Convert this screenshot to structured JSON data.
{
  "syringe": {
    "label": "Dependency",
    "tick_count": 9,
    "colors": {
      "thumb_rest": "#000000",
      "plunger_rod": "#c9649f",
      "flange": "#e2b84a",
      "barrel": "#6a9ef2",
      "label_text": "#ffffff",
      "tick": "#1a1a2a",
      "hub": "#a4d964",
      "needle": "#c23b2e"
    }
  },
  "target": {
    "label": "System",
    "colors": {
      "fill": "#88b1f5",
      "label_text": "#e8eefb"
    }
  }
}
--
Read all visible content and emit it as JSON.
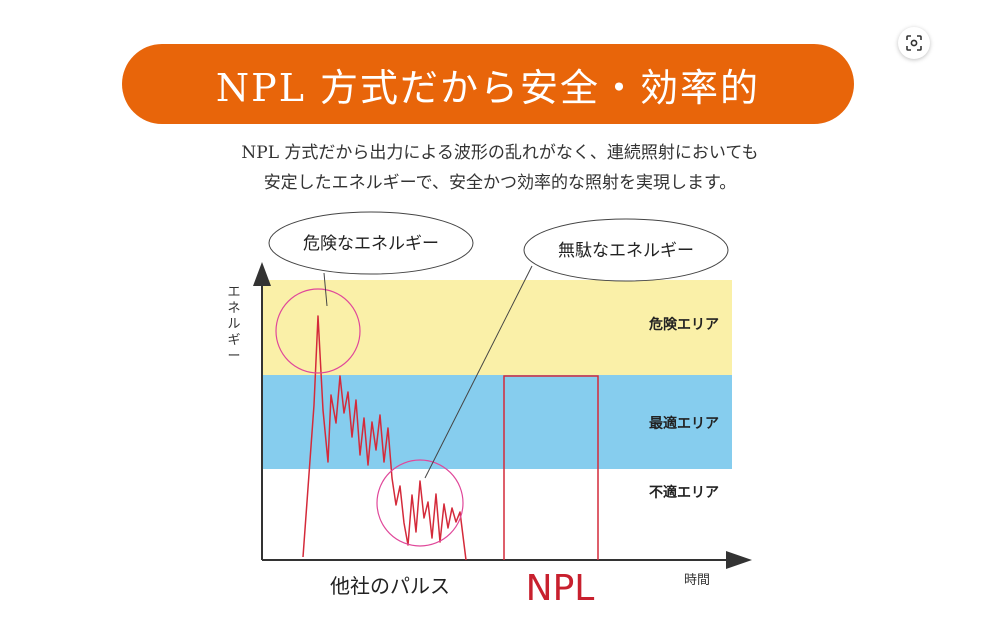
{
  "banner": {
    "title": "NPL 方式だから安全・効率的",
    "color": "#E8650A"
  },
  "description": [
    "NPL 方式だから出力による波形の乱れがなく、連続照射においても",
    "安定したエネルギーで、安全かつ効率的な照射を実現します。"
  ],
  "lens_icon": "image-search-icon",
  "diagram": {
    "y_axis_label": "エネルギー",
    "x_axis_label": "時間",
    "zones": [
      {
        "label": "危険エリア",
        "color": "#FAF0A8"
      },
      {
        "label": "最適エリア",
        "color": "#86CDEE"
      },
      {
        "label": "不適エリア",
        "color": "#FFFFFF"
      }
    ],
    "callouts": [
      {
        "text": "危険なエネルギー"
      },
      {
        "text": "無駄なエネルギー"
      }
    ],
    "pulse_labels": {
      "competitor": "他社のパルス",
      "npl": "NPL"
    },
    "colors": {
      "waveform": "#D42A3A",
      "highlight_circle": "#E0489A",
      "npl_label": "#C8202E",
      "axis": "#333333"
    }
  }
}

### Your objective
From the data above, gather every line that includes the word "JSON".

### Output of the task
Convert this screenshot to structured JSON data.
Read all visible content and emit it as JSON.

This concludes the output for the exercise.